■ Task requirements:
Copy the records below exactly as they are written.

# START OF Data rows

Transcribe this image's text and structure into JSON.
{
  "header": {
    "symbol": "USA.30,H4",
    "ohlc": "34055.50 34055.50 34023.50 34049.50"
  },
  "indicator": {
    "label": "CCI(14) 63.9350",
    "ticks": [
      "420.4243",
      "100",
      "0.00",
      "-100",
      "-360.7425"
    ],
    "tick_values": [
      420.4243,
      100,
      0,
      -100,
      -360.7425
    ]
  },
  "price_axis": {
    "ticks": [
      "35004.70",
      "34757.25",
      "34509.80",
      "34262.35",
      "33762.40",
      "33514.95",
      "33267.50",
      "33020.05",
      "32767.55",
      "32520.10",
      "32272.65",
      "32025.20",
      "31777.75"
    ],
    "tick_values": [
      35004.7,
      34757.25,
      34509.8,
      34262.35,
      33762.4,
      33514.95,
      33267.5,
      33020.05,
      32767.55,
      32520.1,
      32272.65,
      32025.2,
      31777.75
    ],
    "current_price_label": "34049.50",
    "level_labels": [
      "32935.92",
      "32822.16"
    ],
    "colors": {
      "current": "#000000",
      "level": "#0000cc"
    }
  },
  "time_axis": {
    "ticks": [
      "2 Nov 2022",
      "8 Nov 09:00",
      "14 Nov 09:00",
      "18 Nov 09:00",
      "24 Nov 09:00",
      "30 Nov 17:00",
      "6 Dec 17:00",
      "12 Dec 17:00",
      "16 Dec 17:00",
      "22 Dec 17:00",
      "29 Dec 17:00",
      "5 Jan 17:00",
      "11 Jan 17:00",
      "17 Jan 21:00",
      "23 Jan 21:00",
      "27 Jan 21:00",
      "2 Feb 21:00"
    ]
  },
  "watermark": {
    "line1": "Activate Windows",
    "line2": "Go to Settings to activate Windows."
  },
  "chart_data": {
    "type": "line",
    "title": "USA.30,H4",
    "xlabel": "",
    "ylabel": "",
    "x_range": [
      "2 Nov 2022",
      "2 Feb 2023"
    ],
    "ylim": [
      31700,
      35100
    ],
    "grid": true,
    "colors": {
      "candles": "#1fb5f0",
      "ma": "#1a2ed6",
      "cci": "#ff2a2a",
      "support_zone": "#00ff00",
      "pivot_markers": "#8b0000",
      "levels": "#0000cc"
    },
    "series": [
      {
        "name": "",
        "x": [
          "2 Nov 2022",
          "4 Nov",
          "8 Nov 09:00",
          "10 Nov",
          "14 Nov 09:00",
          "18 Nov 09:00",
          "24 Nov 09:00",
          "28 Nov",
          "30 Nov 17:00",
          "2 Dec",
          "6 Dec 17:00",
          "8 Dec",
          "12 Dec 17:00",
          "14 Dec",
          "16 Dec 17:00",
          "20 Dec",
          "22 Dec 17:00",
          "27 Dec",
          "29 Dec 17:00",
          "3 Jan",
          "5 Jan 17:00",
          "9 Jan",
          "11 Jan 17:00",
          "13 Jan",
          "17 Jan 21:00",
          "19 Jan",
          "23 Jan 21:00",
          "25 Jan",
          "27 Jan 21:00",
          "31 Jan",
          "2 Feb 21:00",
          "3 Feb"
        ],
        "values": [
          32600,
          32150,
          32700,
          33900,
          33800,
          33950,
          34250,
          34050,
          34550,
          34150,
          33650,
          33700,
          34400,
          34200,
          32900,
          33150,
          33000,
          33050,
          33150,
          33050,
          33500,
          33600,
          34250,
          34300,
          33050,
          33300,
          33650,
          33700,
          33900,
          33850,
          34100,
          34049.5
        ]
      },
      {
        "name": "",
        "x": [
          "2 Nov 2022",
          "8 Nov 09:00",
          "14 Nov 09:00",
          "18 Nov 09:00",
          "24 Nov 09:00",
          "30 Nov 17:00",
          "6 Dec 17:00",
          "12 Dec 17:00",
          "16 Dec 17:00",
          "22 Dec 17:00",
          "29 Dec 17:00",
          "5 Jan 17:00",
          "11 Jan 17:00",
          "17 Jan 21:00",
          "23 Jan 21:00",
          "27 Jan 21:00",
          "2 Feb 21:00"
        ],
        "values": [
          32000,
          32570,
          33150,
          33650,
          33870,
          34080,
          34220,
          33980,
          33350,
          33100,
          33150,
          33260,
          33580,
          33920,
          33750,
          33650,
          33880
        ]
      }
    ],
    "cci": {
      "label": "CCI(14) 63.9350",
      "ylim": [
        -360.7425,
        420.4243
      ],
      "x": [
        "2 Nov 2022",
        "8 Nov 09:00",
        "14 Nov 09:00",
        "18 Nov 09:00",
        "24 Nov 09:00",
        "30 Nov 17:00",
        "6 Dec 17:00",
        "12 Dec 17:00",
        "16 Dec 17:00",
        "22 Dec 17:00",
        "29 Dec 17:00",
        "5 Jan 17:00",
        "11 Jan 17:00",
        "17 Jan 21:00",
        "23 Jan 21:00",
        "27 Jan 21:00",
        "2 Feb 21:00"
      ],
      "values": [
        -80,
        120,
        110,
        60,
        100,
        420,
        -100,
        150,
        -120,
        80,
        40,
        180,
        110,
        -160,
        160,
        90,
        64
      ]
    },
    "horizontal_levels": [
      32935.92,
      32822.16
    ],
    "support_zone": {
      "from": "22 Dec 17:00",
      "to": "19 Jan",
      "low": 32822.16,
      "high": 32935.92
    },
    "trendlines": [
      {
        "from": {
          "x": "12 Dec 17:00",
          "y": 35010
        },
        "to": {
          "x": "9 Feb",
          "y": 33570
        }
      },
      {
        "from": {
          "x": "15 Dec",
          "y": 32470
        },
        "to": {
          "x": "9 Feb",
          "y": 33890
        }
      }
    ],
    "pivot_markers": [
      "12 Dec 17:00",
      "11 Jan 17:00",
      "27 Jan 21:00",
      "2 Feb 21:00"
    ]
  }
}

# END OF Data rows

■ Solution below:
Transcribe this image's text and structure into JSON.
{
  "header": {
    "symbol": "USA.30,H4",
    "ohlc": "34055.50 34055.50 34023.50 34049.50"
  },
  "indicator": {
    "label": "CCI(14) 63.9350",
    "ticks": [
      "420.4243",
      "100",
      "0.00",
      "-100",
      "-360.7425"
    ],
    "tick_values": [
      420.4243,
      100,
      0,
      -100,
      -360.7425
    ]
  },
  "price_axis": {
    "ticks": [
      "35004.70",
      "34757.25",
      "34509.80",
      "34262.35",
      "33762.40",
      "33514.95",
      "33267.50",
      "33020.05",
      "32767.55",
      "32520.10",
      "32272.65",
      "32025.20",
      "31777.75"
    ],
    "tick_values": [
      35004.7,
      34757.25,
      34509.8,
      34262.35,
      33762.4,
      33514.95,
      33267.5,
      33020.05,
      32767.55,
      32520.1,
      32272.65,
      32025.2,
      31777.75
    ],
    "current_price_label": "34049.50",
    "level_labels": [
      "32935.92",
      "32822.16"
    ],
    "colors": {
      "current": "#000000",
      "level": "#0000cc"
    }
  },
  "time_axis": {
    "ticks": [
      "2 Nov 2022",
      "8 Nov 09:00",
      "14 Nov 09:00",
      "18 Nov 09:00",
      "24 Nov 09:00",
      "30 Nov 17:00",
      "6 Dec 17:00",
      "12 Dec 17:00",
      "16 Dec 17:00",
      "22 Dec 17:00",
      "29 Dec 17:00",
      "5 Jan 17:00",
      "11 Jan 17:00",
      "17 Jan 21:00",
      "23 Jan 21:00",
      "27 Jan 21:00",
      "2 Feb 21:00"
    ]
  },
  "watermark": {
    "line1": "Activate Windows",
    "line2": "Go to Settings to activate Windows."
  },
  "chart_data": {
    "type": "line",
    "title": "USA.30,H4",
    "xlabel": "",
    "ylabel": "",
    "x_range": [
      "2 Nov 2022",
      "2 Feb 2023"
    ],
    "ylim": [
      31700,
      35100
    ],
    "grid": true,
    "colors": {
      "candles": "#1fb5f0",
      "ma": "#1a2ed6",
      "cci": "#ff2a2a",
      "support_zone": "#00ff00",
      "pivot_markers": "#8b0000",
      "levels": "#0000cc"
    },
    "series": [
      {
        "name": "",
        "x": [
          "2 Nov 2022",
          "4 Nov",
          "8 Nov 09:00",
          "10 Nov",
          "14 Nov 09:00",
          "18 Nov 09:00",
          "24 Nov 09:00",
          "28 Nov",
          "30 Nov 17:00",
          "2 Dec",
          "6 Dec 17:00",
          "8 Dec",
          "12 Dec 17:00",
          "14 Dec",
          "16 Dec 17:00",
          "20 Dec",
          "22 Dec 17:00",
          "27 Dec",
          "29 Dec 17:00",
          "3 Jan",
          "5 Jan 17:00",
          "9 Jan",
          "11 Jan 17:00",
          "13 Jan",
          "17 Jan 21:00",
          "19 Jan",
          "23 Jan 21:00",
          "25 Jan",
          "27 Jan 21:00",
          "31 Jan",
          "2 Feb 21:00",
          "3 Feb"
        ],
        "values": [
          32600,
          32150,
          32700,
          33900,
          33800,
          33950,
          34250,
          34050,
          34550,
          34150,
          33650,
          33700,
          34400,
          34200,
          32900,
          33150,
          33000,
          33050,
          33150,
          33050,
          33500,
          33600,
          34250,
          34300,
          33050,
          33300,
          33650,
          33700,
          33900,
          33850,
          34100,
          34049.5
        ]
      },
      {
        "name": "",
        "x": [
          "2 Nov 2022",
          "8 Nov 09:00",
          "14 Nov 09:00",
          "18 Nov 09:00",
          "24 Nov 09:00",
          "30 Nov 17:00",
          "6 Dec 17:00",
          "12 Dec 17:00",
          "16 Dec 17:00",
          "22 Dec 17:00",
          "29 Dec 17:00",
          "5 Jan 17:00",
          "11 Jan 17:00",
          "17 Jan 21:00",
          "23 Jan 21:00",
          "27 Jan 21:00",
          "2 Feb 21:00"
        ],
        "values": [
          32000,
          32570,
          33150,
          33650,
          33870,
          34080,
          34220,
          33980,
          33350,
          33100,
          33150,
          33260,
          33580,
          33920,
          33750,
          33650,
          33880
        ]
      }
    ],
    "cci": {
      "label": "CCI(14) 63.9350",
      "ylim": [
        -360.7425,
        420.4243
      ],
      "x": [
        "2 Nov 2022",
        "8 Nov 09:00",
        "14 Nov 09:00",
        "18 Nov 09:00",
        "24 Nov 09:00",
        "30 Nov 17:00",
        "6 Dec 17:00",
        "12 Dec 17:00",
        "16 Dec 17:00",
        "22 Dec 17:00",
        "29 Dec 17:00",
        "5 Jan 17:00",
        "11 Jan 17:00",
        "17 Jan 21:00",
        "23 Jan 21:00",
        "27 Jan 21:00",
        "2 Feb 21:00"
      ],
      "values": [
        -80,
        120,
        110,
        60,
        100,
        420,
        -100,
        150,
        -120,
        80,
        40,
        180,
        110,
        -160,
        160,
        90,
        64
      ]
    },
    "horizontal_levels": [
      32935.92,
      32822.16
    ],
    "support_zone": {
      "from": "22 Dec 17:00",
      "to": "19 Jan",
      "low": 32822.16,
      "high": 32935.92
    },
    "trendlines": [
      {
        "from": {
          "x": "12 Dec 17:00",
          "y": 35010
        },
        "to": {
          "x": "9 Feb",
          "y": 33570
        }
      },
      {
        "from": {
          "x": "15 Dec",
          "y": 32470
        },
        "to": {
          "x": "9 Feb",
          "y": 33890
        }
      }
    ],
    "pivot_markers": [
      "12 Dec 17:00",
      "11 Jan 17:00",
      "27 Jan 21:00",
      "2 Feb 21:00"
    ]
  }
}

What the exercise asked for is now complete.